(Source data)
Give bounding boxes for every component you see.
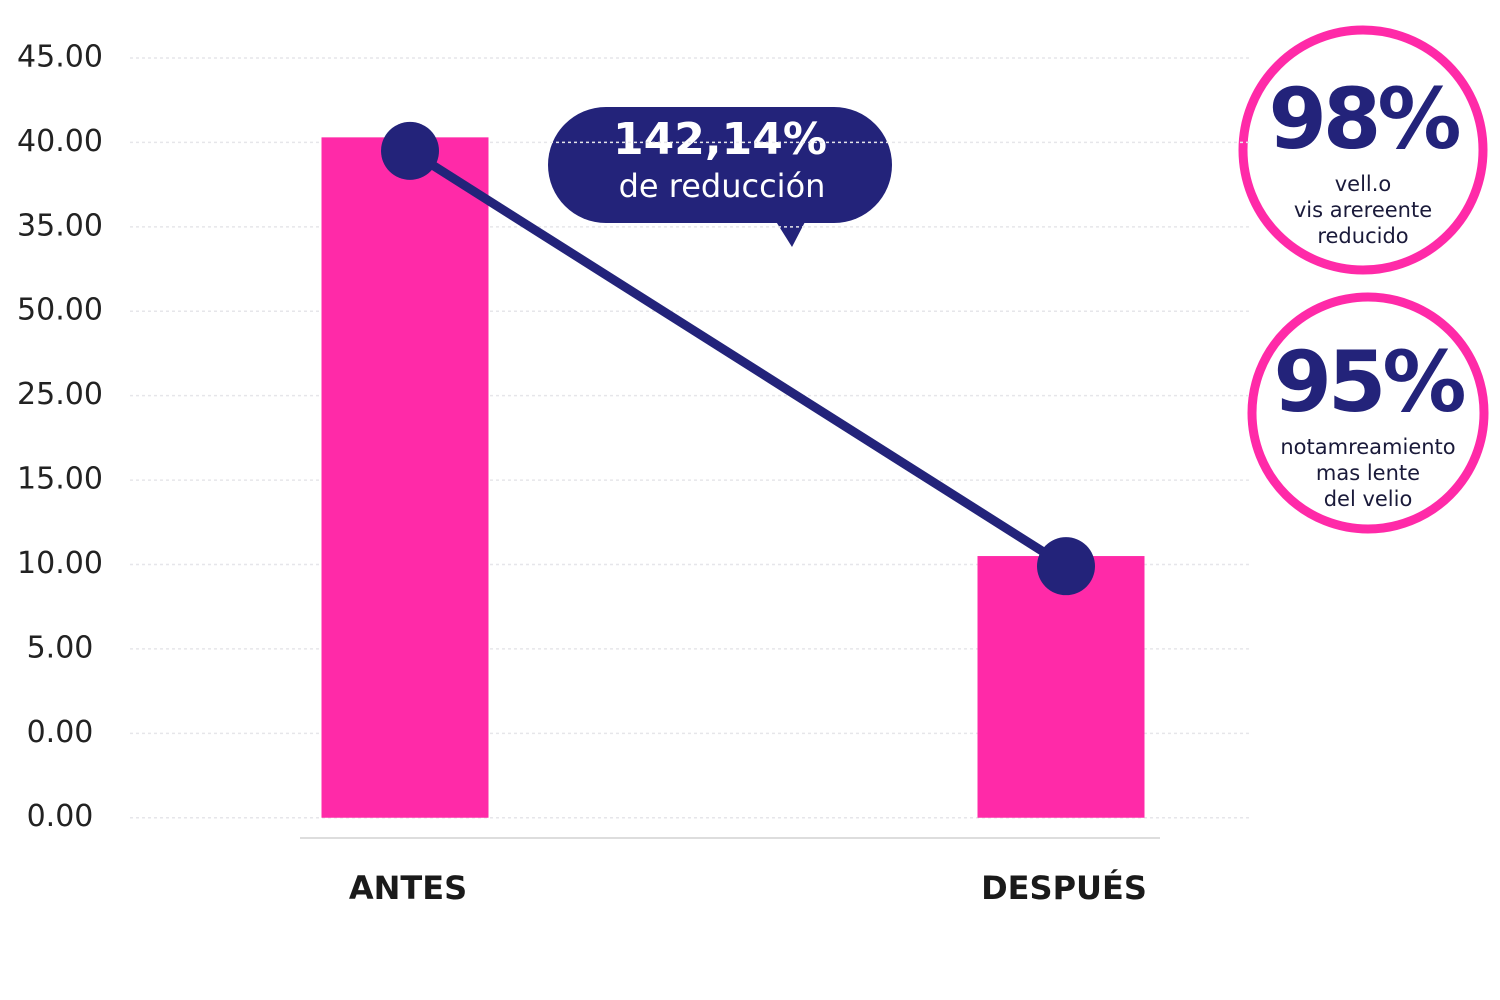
badge-text: vis arereente bbox=[1294, 198, 1432, 222]
badge-text: del velio bbox=[1324, 487, 1413, 511]
badge-circle bbox=[1247, 292, 1489, 534]
x-tick-label: DESPUÉS bbox=[981, 869, 1147, 907]
badge-circle bbox=[1238, 25, 1488, 275]
y-tick-label: 25.00 bbox=[17, 377, 103, 412]
bar bbox=[321, 137, 489, 818]
y-tick-label: 45.00 bbox=[17, 40, 103, 75]
trend-point bbox=[381, 121, 439, 180]
callout-text: de reducción bbox=[619, 167, 826, 205]
badge-value: 95% bbox=[1273, 333, 1464, 431]
callout-pointer bbox=[775, 220, 806, 247]
trend-point bbox=[1037, 537, 1095, 596]
callout-bubble bbox=[548, 107, 892, 223]
y-tick-label: 10.00 bbox=[17, 546, 103, 581]
y-tick-label: 50.00 bbox=[17, 293, 103, 328]
trend-line bbox=[407, 147, 1069, 570]
y-tick-label: 15.00 bbox=[17, 462, 103, 497]
bar bbox=[977, 556, 1145, 818]
y-tick-label: 0.00 bbox=[27, 715, 94, 750]
y-tick-label: 0.00 bbox=[27, 799, 94, 834]
badge-text: reducido bbox=[1317, 224, 1408, 248]
badge-text: notamreamiento bbox=[1280, 435, 1455, 459]
badge-value: 98% bbox=[1268, 70, 1459, 168]
x-tick-label: ANTES bbox=[349, 869, 467, 907]
badge-text: vell.o bbox=[1335, 172, 1392, 196]
y-tick-label: 35.00 bbox=[17, 208, 103, 243]
badge-text: mas lente bbox=[1316, 461, 1420, 485]
y-tick-label: 40.00 bbox=[17, 124, 103, 159]
y-tick-label: 5.00 bbox=[27, 630, 94, 665]
callout-value: 142,14% bbox=[613, 114, 827, 165]
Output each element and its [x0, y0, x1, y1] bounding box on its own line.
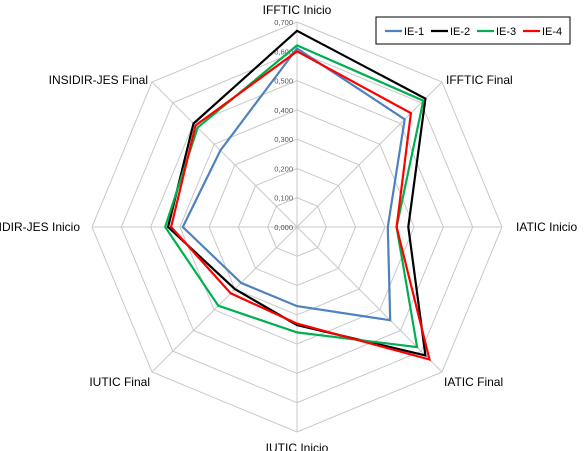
- legend-label: IE-4: [542, 26, 562, 38]
- tick-label: 0,100: [274, 194, 293, 203]
- tick-label: 0,600: [274, 47, 293, 56]
- axis-label: IUTIC Final: [89, 375, 150, 389]
- series-line-IE-2: [166, 29, 427, 357]
- tick-label: 0,300: [274, 135, 293, 144]
- tick-label: 0,000: [274, 223, 293, 232]
- axis-label: INSIDIR-JES Inicio: [0, 220, 80, 234]
- axis-label: INSIDIR-JES Final: [49, 73, 148, 87]
- series: [163, 29, 432, 362]
- grid-spoke: [296, 226, 443, 373]
- grid-spoke: [296, 81, 443, 228]
- axis-labels: IFFTIC Inicio IFFTIC Final IATIC Inicio IAT…: [0, 3, 577, 451]
- tick-label: 0,200: [274, 164, 293, 173]
- legend-label: IE-2: [450, 26, 470, 38]
- tick-label: 0,400: [274, 106, 293, 115]
- series-line-IE-4: [169, 50, 432, 362]
- legend: IE-1 IE-2 IE-3 IE-4: [375, 16, 571, 45]
- series-line-IE-3: [163, 44, 425, 349]
- grid-spoke: [151, 81, 298, 228]
- grid-spoke: [151, 226, 298, 373]
- tick-labels: 0,000 0,100 0,200 0,300 0,400 0,500 0,600 0,700: [274, 18, 293, 232]
- tick-label: 0,500: [274, 77, 293, 86]
- legend-label: IE-3: [496, 26, 516, 38]
- axis-label: IUTIC Inicio: [266, 441, 329, 451]
- series-line-IE-1: [181, 46, 406, 322]
- axis-label: IATIC Inicio: [516, 220, 577, 234]
- legend-label: IE-1: [404, 26, 424, 38]
- grid: [91, 21, 503, 433]
- tick-label: 0,700: [274, 18, 293, 27]
- axis-label: IATIC Final: [444, 375, 503, 389]
- axis-label: IFFTIC Final: [446, 73, 513, 87]
- axis-label: IFFTIC Inicio: [263, 3, 332, 17]
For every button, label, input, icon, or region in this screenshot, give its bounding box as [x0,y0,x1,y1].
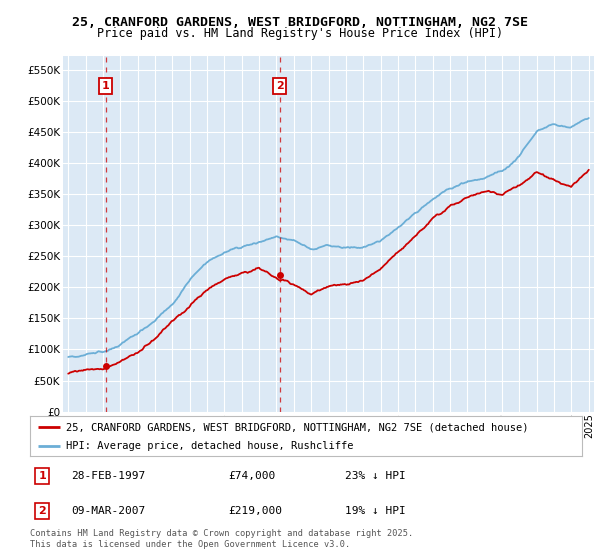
Text: 09-MAR-2007: 09-MAR-2007 [71,506,146,516]
Text: 2: 2 [38,506,46,516]
Text: 28-FEB-1997: 28-FEB-1997 [71,471,146,481]
Text: HPI: Average price, detached house, Rushcliffe: HPI: Average price, detached house, Rush… [66,441,353,451]
Text: Price paid vs. HM Land Registry's House Price Index (HPI): Price paid vs. HM Land Registry's House … [97,27,503,40]
Text: 19% ↓ HPI: 19% ↓ HPI [344,506,406,516]
Text: 1: 1 [38,471,46,481]
Text: £219,000: £219,000 [229,506,283,516]
Text: 25, CRANFORD GARDENS, WEST BRIDGFORD, NOTTINGHAM, NG2 7SE: 25, CRANFORD GARDENS, WEST BRIDGFORD, NO… [72,16,528,29]
Text: 2: 2 [276,81,284,91]
Text: 25, CRANFORD GARDENS, WEST BRIDGFORD, NOTTINGHAM, NG2 7SE (detached house): 25, CRANFORD GARDENS, WEST BRIDGFORD, NO… [66,422,529,432]
Text: £74,000: £74,000 [229,471,276,481]
Text: 1: 1 [102,81,110,91]
Text: Contains HM Land Registry data © Crown copyright and database right 2025.
This d: Contains HM Land Registry data © Crown c… [30,529,413,549]
Text: 23% ↓ HPI: 23% ↓ HPI [344,471,406,481]
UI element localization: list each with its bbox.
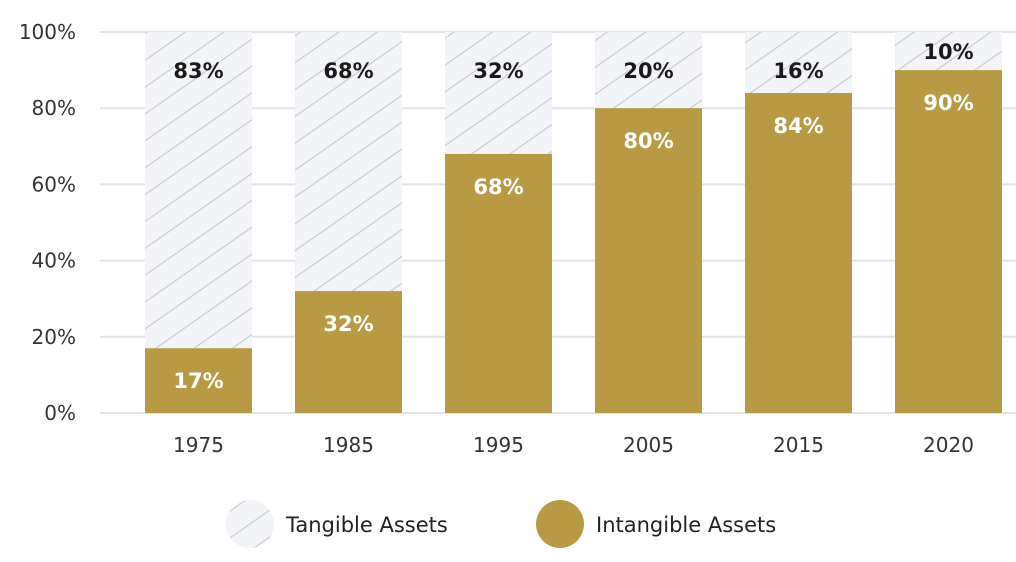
bar-intangible [745,92,852,414]
y-axis: 0% 20% 40% 60% 80% 100% [19,20,76,425]
legend-swatch-tangible [226,500,274,548]
data-label-intangible: 17% [173,369,223,393]
bar-tangible [595,32,702,109]
bars: 83% 17% 68% 32% 32% 68% 20% 80% 16% 84% 10% 90% [145,32,1002,414]
x-tick-label: 2015 [773,433,824,457]
legend: Tangible Assets Intangible Assets [226,500,776,548]
bar-tangible [745,32,852,93]
data-label-tangible: 83% [173,59,223,83]
data-label-intangible: 90% [923,91,973,115]
x-tick-label: 1985 [323,433,374,457]
y-tick-label: 60% [32,172,76,196]
x-tick-label: 2005 [623,433,674,457]
legend-swatch-intangible [536,500,584,548]
x-tick-label: 1975 [173,433,224,457]
data-label-intangible: 32% [323,312,373,336]
data-label-intangible: 68% [473,175,523,199]
bar-tangible [295,32,402,292]
bar-tangible [145,32,252,349]
x-tick-label: 2020 [923,433,974,457]
y-tick-label: 100% [19,20,76,44]
data-label-tangible: 68% [323,59,373,83]
bar-tangible [445,32,552,154]
bar-intangible [295,291,402,413]
bar-intangible [595,108,702,413]
y-tick-label: 40% [32,249,76,273]
legend-label-intangible: Intangible Assets [596,513,776,537]
x-axis: 1975 1985 1995 2005 2015 2020 [173,433,974,457]
x-tick-label: 1995 [473,433,524,457]
gridlines [100,31,1016,414]
data-label-tangible: 32% [473,59,523,83]
y-tick-label: 80% [32,96,76,120]
data-label-tangible: 20% [623,59,673,83]
bar-intangible [445,153,552,414]
y-tick-label: 0% [44,401,76,425]
bar-intangible [895,70,1002,413]
bar-intangible [145,348,252,413]
data-label-tangible: 10% [923,40,973,64]
data-label-intangible: 80% [623,129,673,153]
legend-label-tangible: Tangible Assets [285,513,448,537]
data-label-tangible: 16% [773,59,823,83]
data-label-intangible: 84% [773,114,823,138]
y-tick-label: 20% [32,325,76,349]
bar-tangible [895,32,1002,71]
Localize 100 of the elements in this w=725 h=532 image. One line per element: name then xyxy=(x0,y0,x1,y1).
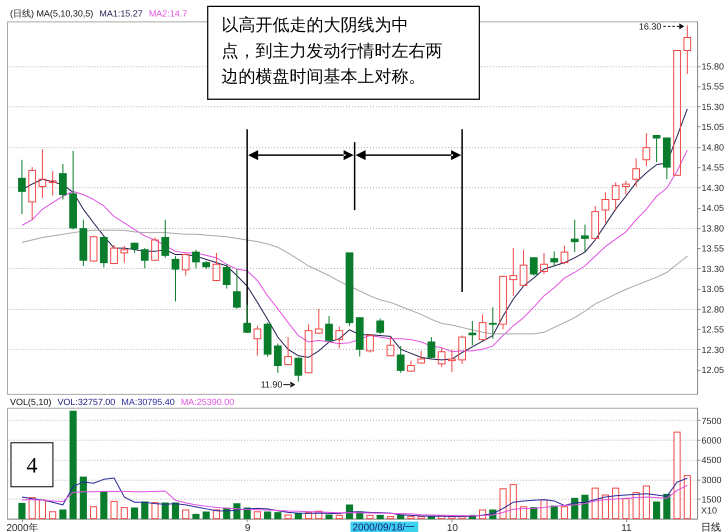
y-axis-title: X10 xyxy=(701,506,718,516)
y-tick-label: 7500 xyxy=(702,416,722,426)
candlestick xyxy=(570,219,579,253)
candlestick xyxy=(346,252,354,326)
chart-title: (日线) MA(5,10,30,5) xyxy=(10,8,94,18)
bar xyxy=(674,432,681,520)
bar xyxy=(162,502,169,520)
bar xyxy=(172,502,180,520)
text: 日线 xyxy=(701,522,722,532)
bar xyxy=(120,507,128,520)
bar xyxy=(520,506,528,520)
y-tick-label: 12.05 xyxy=(702,365,724,376)
x-tick-label: 11 xyxy=(621,523,632,532)
bar xyxy=(59,509,66,520)
bar xyxy=(663,494,670,520)
bar xyxy=(202,511,210,520)
bar xyxy=(560,506,568,520)
x-tick-label: 2000年 xyxy=(6,522,39,532)
text: 2000/09/18/一 xyxy=(352,522,416,532)
y-tick-label: 15.80 xyxy=(702,61,724,72)
annotation: 11.90 xyxy=(260,380,282,390)
candlestick xyxy=(683,24,692,74)
bar xyxy=(642,485,650,520)
bar xyxy=(325,514,333,520)
candlestick xyxy=(642,132,650,167)
bar xyxy=(550,506,558,520)
bar xyxy=(510,484,517,520)
candlestick xyxy=(18,159,26,215)
candlestick xyxy=(509,248,518,296)
text: MA:30795.40 xyxy=(121,396,175,407)
y-tick-label: 13.05 xyxy=(702,284,724,294)
candlestick xyxy=(581,224,589,252)
bar xyxy=(18,502,26,520)
annotation: 4 xyxy=(26,452,38,478)
bar xyxy=(264,511,272,520)
bar xyxy=(141,501,148,520)
candlestick xyxy=(560,245,568,265)
bar xyxy=(622,498,630,520)
bar xyxy=(612,488,620,520)
bar xyxy=(336,514,343,520)
bar xyxy=(28,497,36,520)
y-tick-label: 4500 xyxy=(702,455,722,466)
candlestick xyxy=(233,268,241,310)
text: MA2:14.7 xyxy=(148,8,188,18)
bar xyxy=(130,508,138,520)
y-tick-label: 15.30 xyxy=(702,102,724,112)
y-tick-label: 12.80 xyxy=(702,304,724,314)
text: MA:25390.00 xyxy=(180,396,234,407)
bar xyxy=(653,501,660,520)
y-tick-label: 14.55 xyxy=(702,162,724,173)
y-tick-label: 15.55 xyxy=(702,82,724,92)
x-tick-label: 10 xyxy=(446,523,458,532)
y-tick-label: 6000 xyxy=(702,435,722,446)
bar xyxy=(38,500,46,520)
line-series xyxy=(21,484,688,516)
y-tick-label: 14.05 xyxy=(702,203,724,214)
candlestick xyxy=(59,163,67,200)
annotation: 16.30 xyxy=(638,21,662,32)
candlestick xyxy=(448,348,456,372)
bar xyxy=(192,514,200,520)
bar xyxy=(182,509,190,520)
annotation: 以高开低走的大阴线为中点，到主力发动行情时左右两边的横盘时间基本上对称。 xyxy=(222,15,443,86)
y-tick-label: 14.80 xyxy=(702,142,724,152)
bar xyxy=(499,488,507,520)
bar xyxy=(254,511,261,520)
candlestick xyxy=(79,219,88,266)
bar xyxy=(110,500,118,520)
candlestick xyxy=(172,256,180,302)
y-tick-label: 12.55 xyxy=(702,324,724,335)
line-series xyxy=(21,477,688,517)
candlestick xyxy=(28,166,36,220)
candlestick xyxy=(602,192,610,224)
x-tick-label: 9 xyxy=(244,523,251,532)
candlestick xyxy=(386,336,394,356)
bar xyxy=(632,492,640,520)
y-tick-label: 13.30 xyxy=(702,264,724,274)
bar xyxy=(397,514,404,520)
bar xyxy=(684,475,691,520)
y-tick-label: 13.80 xyxy=(702,223,724,234)
bar xyxy=(366,514,374,520)
candlestick xyxy=(652,135,660,163)
bar xyxy=(90,506,98,520)
bar xyxy=(284,514,292,520)
bar xyxy=(49,511,56,520)
bar xyxy=(602,494,609,520)
y-tick-label: 1500 xyxy=(702,494,722,504)
text: VOL:32757.00 xyxy=(57,396,116,407)
text: MA1:15.27 xyxy=(99,8,143,18)
bar xyxy=(571,498,578,520)
candlestick xyxy=(48,170,57,196)
candlestick xyxy=(38,148,46,198)
chart-title: VOL(5,10) xyxy=(10,396,52,407)
candlestick xyxy=(632,158,640,188)
bar xyxy=(151,502,159,520)
bar xyxy=(100,491,108,520)
y-tick-label: 12.30 xyxy=(702,344,724,355)
y-tick-label: 13.55 xyxy=(702,244,724,254)
candlestick xyxy=(468,320,476,346)
bar xyxy=(376,514,384,520)
y-tick-label: 3000 xyxy=(702,474,722,485)
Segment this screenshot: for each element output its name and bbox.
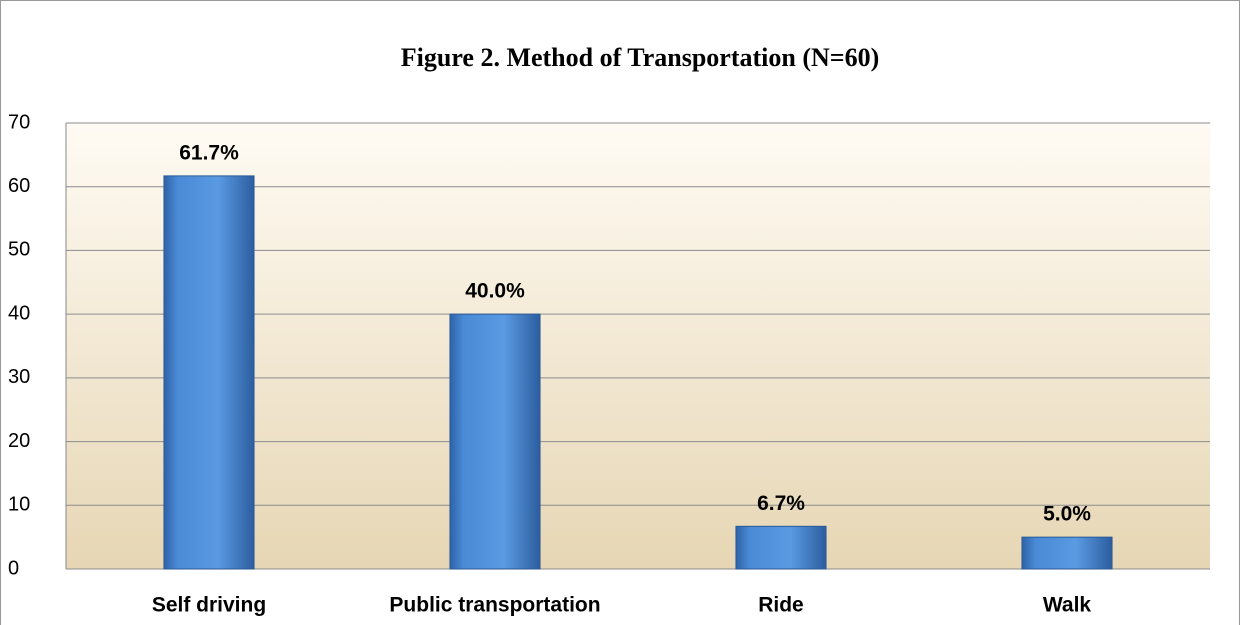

▶ **TASK DETAILS**
Copy out the lines of the records word for word, from the line containing "y-axis-title: X10 xyxy=(701,506,718,516)" through the line containing "y-tick-label: 12.05 xyxy=(702,365,724,376)", with both of those lines included.

▶ **SOLUTION**
y-axis-title: X10 xyxy=(701,506,718,516)
y-tick-label: 7500 xyxy=(702,416,722,426)
candlestick xyxy=(570,219,579,253)
candlestick xyxy=(346,252,354,326)
chart-title: (日线) MA(5,10,30,5) xyxy=(10,8,94,18)
bar xyxy=(674,432,681,520)
bar xyxy=(162,502,169,520)
bar xyxy=(172,502,180,520)
text: 日线 xyxy=(701,522,722,532)
bar xyxy=(120,507,128,520)
bar xyxy=(520,506,528,520)
y-tick-label: 12.05 xyxy=(702,365,724,376)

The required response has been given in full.